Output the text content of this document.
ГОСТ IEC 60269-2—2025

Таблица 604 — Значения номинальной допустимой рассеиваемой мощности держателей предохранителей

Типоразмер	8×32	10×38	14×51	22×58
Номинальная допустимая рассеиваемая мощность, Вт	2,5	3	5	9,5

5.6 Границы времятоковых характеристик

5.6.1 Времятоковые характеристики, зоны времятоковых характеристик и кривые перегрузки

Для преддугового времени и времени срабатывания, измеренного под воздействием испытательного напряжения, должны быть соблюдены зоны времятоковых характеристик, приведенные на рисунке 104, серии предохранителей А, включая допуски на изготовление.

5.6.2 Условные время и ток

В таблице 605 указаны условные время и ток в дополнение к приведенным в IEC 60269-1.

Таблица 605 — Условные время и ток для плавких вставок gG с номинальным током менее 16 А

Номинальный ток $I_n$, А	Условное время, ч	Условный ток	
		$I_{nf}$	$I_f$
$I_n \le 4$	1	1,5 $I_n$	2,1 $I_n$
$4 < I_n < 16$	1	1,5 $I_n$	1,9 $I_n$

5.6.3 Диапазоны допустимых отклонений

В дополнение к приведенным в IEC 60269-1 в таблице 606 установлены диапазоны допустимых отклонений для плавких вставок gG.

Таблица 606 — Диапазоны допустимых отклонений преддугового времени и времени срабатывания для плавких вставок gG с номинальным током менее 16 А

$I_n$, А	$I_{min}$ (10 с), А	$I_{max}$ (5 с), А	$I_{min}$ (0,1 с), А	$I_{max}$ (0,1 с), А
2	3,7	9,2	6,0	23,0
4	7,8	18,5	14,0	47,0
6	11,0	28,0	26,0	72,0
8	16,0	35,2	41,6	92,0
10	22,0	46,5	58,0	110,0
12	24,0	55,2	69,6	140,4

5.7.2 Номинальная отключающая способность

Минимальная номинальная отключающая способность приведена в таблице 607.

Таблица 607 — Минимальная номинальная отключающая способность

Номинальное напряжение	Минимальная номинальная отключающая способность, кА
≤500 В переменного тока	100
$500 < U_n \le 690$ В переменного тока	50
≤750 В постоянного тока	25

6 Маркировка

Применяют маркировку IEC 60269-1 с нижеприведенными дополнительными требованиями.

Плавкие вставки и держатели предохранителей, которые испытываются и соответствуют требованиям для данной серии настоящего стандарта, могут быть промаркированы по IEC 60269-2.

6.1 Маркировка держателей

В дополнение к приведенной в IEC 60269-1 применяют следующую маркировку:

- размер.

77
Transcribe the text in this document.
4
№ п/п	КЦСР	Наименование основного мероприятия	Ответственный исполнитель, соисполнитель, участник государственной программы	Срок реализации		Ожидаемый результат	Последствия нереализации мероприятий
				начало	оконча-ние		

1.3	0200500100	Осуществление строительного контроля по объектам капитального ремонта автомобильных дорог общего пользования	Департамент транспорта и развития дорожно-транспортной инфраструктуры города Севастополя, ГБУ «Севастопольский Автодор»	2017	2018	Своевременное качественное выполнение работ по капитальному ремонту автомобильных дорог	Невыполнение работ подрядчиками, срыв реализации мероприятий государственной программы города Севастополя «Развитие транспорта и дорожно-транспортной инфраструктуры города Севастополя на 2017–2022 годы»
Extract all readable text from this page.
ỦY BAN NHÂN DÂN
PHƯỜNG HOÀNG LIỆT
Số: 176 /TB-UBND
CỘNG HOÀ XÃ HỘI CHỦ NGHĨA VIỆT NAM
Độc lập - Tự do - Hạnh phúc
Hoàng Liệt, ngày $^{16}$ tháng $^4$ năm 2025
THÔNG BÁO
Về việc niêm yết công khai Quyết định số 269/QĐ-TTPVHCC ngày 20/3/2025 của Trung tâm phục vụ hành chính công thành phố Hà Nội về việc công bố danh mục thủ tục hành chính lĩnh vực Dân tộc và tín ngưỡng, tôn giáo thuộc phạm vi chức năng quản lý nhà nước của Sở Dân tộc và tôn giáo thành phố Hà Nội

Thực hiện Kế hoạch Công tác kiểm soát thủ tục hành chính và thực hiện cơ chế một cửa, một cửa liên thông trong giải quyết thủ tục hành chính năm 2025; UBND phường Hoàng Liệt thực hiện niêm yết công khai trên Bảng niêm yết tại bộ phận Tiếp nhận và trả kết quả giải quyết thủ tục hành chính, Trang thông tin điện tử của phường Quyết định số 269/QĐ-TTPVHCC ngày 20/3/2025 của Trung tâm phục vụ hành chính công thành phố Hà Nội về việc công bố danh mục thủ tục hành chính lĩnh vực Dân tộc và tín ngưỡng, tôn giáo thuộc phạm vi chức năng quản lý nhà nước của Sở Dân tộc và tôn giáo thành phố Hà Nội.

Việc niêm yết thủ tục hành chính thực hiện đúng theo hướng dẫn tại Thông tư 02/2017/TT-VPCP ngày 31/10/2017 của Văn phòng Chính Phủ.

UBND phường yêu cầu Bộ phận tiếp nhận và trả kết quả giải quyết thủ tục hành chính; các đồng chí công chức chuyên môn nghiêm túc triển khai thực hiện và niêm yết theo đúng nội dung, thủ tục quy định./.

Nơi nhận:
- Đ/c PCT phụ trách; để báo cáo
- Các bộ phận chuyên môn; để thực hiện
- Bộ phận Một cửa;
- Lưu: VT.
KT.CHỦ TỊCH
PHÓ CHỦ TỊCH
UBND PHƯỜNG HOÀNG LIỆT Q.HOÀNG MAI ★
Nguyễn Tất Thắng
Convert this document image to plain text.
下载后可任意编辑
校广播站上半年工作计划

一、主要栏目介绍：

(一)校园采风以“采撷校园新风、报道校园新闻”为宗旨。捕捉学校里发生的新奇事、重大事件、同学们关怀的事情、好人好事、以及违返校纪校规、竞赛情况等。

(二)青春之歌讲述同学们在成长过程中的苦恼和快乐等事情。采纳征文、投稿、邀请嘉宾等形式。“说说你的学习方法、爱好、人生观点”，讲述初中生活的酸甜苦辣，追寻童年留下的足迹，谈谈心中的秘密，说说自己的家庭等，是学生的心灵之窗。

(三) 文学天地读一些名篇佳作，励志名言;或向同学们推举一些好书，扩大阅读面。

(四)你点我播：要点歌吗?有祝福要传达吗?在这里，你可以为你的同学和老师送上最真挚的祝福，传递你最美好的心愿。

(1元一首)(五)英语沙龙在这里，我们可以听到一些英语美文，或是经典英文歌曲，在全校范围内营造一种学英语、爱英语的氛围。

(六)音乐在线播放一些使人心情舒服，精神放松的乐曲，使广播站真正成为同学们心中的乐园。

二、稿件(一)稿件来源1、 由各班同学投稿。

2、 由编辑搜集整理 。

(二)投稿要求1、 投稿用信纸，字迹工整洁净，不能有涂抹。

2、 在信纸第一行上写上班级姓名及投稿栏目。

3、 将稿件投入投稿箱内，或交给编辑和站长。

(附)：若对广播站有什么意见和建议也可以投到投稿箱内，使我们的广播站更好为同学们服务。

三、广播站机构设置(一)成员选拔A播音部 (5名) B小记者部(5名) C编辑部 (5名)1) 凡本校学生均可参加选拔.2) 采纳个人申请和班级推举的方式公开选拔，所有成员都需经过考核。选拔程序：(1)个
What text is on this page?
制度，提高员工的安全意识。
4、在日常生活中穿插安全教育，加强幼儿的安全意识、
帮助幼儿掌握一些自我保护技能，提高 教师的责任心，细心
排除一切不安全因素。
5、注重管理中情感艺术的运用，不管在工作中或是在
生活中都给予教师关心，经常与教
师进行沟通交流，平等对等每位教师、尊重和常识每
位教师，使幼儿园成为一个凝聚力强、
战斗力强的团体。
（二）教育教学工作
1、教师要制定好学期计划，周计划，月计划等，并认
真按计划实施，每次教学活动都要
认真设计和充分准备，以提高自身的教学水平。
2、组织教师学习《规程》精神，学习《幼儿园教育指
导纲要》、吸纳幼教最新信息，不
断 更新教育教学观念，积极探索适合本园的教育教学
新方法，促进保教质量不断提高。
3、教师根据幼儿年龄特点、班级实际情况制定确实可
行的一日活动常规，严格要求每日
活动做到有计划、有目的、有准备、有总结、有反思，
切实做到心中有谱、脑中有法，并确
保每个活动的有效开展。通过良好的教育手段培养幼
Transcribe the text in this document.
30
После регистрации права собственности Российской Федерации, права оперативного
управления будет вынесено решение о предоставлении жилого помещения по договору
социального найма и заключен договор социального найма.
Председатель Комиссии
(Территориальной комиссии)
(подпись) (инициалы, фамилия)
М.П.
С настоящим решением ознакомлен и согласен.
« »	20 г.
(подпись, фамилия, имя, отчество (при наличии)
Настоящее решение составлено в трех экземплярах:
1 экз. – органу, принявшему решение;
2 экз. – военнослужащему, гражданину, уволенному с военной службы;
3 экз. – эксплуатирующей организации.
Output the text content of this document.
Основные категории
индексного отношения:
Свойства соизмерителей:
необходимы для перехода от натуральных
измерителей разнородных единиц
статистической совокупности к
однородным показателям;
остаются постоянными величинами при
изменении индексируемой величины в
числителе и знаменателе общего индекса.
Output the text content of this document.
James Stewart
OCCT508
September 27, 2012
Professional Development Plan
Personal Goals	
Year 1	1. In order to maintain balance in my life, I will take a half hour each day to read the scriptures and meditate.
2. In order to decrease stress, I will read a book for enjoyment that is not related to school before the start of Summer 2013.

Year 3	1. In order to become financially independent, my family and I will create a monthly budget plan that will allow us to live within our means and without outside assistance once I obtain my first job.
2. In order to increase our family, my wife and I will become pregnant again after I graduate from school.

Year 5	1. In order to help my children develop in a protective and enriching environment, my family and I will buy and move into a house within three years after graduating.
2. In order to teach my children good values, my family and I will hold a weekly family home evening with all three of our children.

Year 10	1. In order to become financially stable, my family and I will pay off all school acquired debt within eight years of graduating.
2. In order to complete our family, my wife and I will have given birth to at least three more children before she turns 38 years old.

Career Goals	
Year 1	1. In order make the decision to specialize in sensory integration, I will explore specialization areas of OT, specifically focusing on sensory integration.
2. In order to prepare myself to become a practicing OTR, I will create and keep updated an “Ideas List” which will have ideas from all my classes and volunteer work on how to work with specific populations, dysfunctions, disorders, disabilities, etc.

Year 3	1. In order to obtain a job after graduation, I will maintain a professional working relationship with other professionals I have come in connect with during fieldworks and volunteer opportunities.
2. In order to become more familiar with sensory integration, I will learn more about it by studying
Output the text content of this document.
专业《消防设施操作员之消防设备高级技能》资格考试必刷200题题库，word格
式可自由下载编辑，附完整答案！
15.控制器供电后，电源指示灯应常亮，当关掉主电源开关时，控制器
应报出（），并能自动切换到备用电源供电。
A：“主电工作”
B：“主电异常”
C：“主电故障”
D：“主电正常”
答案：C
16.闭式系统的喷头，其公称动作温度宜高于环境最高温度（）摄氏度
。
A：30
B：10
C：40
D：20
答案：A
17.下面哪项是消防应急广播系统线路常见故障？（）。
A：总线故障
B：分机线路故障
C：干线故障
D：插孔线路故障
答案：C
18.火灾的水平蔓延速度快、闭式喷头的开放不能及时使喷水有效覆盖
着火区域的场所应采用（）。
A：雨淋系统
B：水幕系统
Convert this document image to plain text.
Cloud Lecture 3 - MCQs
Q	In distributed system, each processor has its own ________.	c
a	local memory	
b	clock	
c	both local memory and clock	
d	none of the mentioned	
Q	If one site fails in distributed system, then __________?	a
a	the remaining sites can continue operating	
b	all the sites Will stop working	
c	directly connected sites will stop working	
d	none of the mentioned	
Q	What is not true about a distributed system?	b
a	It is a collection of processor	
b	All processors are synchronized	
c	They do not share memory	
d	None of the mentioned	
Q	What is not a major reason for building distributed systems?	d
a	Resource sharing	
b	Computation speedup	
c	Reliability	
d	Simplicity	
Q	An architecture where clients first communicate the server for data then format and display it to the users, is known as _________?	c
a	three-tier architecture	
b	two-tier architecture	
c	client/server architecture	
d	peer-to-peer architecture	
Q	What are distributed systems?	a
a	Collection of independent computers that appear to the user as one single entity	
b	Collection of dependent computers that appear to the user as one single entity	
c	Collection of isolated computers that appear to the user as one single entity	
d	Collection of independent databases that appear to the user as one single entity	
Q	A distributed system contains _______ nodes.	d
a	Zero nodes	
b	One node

——————————

Given problem: Read the data above and pull out each line that holds the string "lĩnh".

Result for this exercise:
Về việc niêm yết công khai Quyết định số 269/QĐ-TTPVHCC ngày 20/3/2025 của Trung tâm phục vụ hành chính công thành phố Hà Nội về việc công bố danh mục thủ tục hành chính lĩnh vực Dân tộc và tín ngưỡng, tôn giáo thuộc phạm vi chức năng quản lý nhà nước của Sở Dân tộc và tôn giáo thành phố Hà Nội
Thực hiện Kế hoạch Công tác kiểm soát thủ tục hành chính và thực hiện cơ chế một cửa, một cửa liên thông trong giải quyết thủ tục hành chính năm 2025; UBND phường Hoàng Liệt thực hiện niêm yết công khai trên Bảng niêm yết tại bộ phận Tiếp nhận và trả kết quả giải quyết thủ tục hành chính, Trang thông tin điện tử của phường Quyết định số 269/QĐ-TTPVHCC ngày 20/3/2025 của Trung tâm phục vụ hành chính công thành phố Hà Nội về việc công bố danh mục thủ tục hành chính lĩnh vực Dân tộc và tín ngưỡng, tôn giáo thuộc phạm vi chức năng quản lý nhà nước của Sở Dân tộc và tôn giáo thành phố Hà Nội.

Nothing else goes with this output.